• **Your instructions**
Look through the data and write out every line with the word "name" in it.

• **Provided entries**
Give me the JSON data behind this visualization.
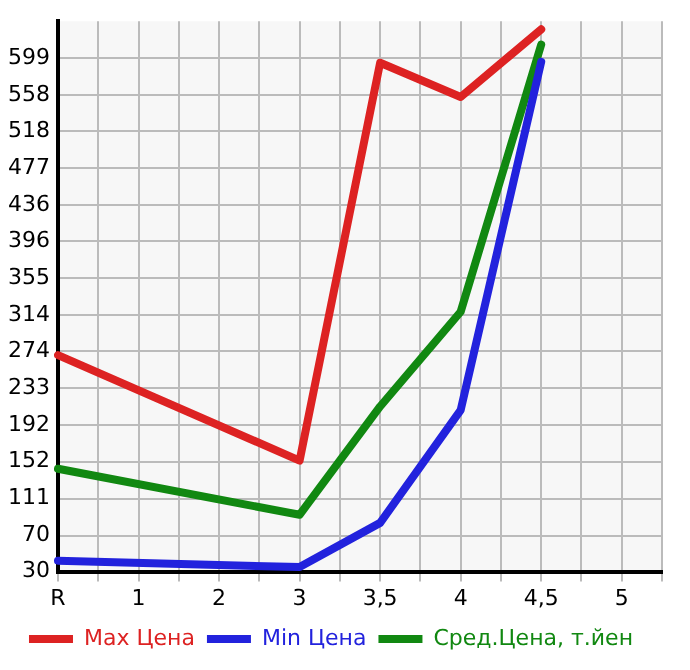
{
  "chart_data": {
    "type": "line",
    "categories": [
      "R",
      null,
      "1",
      null,
      "2",
      null,
      "3",
      null,
      "3,5",
      null,
      "4",
      null,
      "4,5",
      null,
      "5",
      null
    ],
    "series": [
      {
        "name": "Max Цена",
        "color": "#dd2222",
        "values": [
          270,
          null,
          null,
          null,
          null,
          null,
          153,
          null,
          594,
          null,
          556,
          null,
          631,
          null,
          null,
          null
        ]
      },
      {
        "name": "Min Цена",
        "color": "#2222dd",
        "values": [
          42,
          null,
          null,
          null,
          null,
          null,
          35,
          null,
          84,
          null,
          209,
          null,
          595,
          null,
          null,
          null
        ]
      },
      {
        "name": "Сред.Цена, т.йен",
        "color": "#118811",
        "values": [
          144,
          null,
          null,
          null,
          null,
          null,
          93,
          null,
          213,
          null,
          318,
          null,
          614,
          null,
          null,
          null
        ]
      }
    ],
    "ylim": [
      30,
      640
    ],
    "yticks": [
      30,
      70,
      111,
      152,
      192,
      233,
      274,
      314,
      355,
      396,
      436,
      477,
      518,
      558,
      599
    ],
    "grid": true,
    "legend": "bottom",
    "marker": "none",
    "line_style": "solid"
  }
}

• **Solution to this exercise**
        "name": "Max Цена",
        "name": "Min Цена",
        "name": "Сред.Цена, т.йен",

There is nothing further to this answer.